● **WHAT IS REQUIRED**:
Lines containing the word "File" are the ones to copy from the records below.

* Begin RAW DATA *

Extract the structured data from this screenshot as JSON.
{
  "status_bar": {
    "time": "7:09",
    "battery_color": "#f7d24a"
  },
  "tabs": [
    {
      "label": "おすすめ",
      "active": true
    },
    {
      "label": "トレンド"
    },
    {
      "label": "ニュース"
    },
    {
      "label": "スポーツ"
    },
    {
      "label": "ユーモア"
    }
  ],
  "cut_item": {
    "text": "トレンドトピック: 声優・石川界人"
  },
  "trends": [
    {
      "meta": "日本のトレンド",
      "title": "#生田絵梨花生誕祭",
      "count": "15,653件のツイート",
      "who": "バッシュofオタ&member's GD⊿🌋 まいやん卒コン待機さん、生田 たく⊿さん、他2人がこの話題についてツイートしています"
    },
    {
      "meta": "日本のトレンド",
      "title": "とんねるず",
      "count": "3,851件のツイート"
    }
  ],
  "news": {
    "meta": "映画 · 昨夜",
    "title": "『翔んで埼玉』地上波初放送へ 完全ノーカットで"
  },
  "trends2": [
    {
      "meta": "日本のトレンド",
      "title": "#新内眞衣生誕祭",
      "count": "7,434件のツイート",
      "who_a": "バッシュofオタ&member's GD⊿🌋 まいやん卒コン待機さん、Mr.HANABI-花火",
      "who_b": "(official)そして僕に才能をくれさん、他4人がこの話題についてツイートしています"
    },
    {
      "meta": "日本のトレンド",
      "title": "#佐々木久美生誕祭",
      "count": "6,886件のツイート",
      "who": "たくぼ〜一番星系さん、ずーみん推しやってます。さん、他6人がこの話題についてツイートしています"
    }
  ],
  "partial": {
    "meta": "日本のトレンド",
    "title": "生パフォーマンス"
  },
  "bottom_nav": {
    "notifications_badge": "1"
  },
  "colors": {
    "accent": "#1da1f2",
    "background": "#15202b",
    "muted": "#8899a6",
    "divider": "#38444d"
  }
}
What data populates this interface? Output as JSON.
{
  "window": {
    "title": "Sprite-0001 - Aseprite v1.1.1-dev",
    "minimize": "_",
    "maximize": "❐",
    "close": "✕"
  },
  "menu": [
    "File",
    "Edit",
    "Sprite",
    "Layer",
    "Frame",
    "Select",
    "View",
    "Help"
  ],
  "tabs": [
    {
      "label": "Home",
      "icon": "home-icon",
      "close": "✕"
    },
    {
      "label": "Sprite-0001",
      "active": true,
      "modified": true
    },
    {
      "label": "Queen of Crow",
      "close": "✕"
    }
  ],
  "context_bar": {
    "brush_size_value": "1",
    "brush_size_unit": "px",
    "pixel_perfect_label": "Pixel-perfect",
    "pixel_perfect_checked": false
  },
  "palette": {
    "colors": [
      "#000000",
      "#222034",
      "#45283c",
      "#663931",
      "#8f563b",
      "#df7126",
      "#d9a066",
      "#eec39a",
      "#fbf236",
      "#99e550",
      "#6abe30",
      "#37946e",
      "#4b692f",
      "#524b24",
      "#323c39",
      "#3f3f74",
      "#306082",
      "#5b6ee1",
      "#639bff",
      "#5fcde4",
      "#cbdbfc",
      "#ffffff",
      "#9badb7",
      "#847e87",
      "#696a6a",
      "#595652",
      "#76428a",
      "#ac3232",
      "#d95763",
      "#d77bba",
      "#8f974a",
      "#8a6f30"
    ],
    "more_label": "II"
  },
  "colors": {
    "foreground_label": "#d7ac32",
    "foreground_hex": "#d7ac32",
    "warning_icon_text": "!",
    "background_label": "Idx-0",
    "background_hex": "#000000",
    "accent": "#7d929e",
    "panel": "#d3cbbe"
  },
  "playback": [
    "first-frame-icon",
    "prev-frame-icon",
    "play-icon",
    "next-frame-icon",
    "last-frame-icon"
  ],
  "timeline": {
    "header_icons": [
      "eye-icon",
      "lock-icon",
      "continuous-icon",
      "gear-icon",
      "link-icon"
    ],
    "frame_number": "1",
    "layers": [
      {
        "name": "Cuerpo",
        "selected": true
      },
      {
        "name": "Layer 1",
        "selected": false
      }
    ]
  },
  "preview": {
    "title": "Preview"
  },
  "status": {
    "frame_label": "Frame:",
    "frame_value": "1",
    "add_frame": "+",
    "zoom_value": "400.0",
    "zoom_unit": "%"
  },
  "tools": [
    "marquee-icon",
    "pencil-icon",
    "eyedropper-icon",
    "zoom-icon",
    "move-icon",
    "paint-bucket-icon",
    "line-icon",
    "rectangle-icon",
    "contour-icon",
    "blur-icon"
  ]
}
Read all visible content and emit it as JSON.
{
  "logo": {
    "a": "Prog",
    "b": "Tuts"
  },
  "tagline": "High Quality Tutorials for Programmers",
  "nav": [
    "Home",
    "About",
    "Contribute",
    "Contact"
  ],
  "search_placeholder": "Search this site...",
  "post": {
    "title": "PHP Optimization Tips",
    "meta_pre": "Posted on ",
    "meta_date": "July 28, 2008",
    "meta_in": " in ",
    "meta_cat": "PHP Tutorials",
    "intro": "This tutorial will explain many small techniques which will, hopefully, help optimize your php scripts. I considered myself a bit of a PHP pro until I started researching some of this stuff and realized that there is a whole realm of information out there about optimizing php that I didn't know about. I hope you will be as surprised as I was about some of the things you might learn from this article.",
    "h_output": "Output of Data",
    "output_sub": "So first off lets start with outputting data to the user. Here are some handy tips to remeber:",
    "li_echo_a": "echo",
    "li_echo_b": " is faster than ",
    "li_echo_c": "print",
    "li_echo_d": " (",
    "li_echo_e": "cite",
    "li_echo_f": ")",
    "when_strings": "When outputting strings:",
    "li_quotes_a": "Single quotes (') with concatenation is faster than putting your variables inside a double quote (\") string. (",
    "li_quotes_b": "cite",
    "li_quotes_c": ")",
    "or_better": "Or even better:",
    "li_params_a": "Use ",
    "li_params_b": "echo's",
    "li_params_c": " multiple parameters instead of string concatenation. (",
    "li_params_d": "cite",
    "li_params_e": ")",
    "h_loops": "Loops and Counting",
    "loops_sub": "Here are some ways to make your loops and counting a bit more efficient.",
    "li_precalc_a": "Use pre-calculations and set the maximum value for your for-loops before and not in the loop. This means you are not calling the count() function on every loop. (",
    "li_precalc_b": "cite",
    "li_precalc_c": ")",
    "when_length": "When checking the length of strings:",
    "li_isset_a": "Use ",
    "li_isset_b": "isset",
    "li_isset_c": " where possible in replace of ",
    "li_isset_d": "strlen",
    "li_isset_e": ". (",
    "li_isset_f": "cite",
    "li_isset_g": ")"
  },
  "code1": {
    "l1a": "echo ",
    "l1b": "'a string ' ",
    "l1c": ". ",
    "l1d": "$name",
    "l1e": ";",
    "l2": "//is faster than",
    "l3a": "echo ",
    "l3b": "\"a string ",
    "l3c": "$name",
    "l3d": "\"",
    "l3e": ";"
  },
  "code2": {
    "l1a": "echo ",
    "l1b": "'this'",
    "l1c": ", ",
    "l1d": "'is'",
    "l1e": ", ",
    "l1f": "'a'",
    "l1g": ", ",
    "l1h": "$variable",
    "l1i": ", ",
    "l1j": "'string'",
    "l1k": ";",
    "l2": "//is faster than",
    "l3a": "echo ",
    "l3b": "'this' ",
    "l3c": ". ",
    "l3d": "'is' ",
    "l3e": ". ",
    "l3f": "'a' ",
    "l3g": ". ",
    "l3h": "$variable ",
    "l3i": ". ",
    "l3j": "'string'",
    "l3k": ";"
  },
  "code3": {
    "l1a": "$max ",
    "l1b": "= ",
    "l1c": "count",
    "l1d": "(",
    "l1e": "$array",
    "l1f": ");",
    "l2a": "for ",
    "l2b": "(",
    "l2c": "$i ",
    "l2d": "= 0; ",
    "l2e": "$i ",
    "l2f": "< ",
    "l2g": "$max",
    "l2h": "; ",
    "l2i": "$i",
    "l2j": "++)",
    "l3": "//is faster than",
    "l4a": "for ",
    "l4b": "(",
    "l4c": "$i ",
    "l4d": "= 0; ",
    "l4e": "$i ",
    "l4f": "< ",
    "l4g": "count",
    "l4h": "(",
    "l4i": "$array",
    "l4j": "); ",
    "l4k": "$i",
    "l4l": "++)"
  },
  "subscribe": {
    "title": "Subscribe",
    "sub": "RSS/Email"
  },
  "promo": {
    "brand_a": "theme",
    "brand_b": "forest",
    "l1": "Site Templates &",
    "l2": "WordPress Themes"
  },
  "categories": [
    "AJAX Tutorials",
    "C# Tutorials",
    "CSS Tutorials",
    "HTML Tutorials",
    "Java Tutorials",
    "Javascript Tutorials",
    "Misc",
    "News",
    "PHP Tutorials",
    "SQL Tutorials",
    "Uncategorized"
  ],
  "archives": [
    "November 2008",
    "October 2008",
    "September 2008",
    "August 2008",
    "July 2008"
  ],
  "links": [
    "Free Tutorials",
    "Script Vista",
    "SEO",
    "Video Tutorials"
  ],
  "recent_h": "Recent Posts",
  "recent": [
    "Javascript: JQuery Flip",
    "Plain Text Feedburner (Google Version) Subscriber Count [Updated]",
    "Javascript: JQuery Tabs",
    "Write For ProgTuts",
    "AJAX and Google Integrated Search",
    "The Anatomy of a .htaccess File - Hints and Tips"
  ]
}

* End RAW DATA *

● **RESPONSE FOR THIS EXERCISE**:
    "File",
    "The Anatomy of a .htaccess File - Hints and Tips"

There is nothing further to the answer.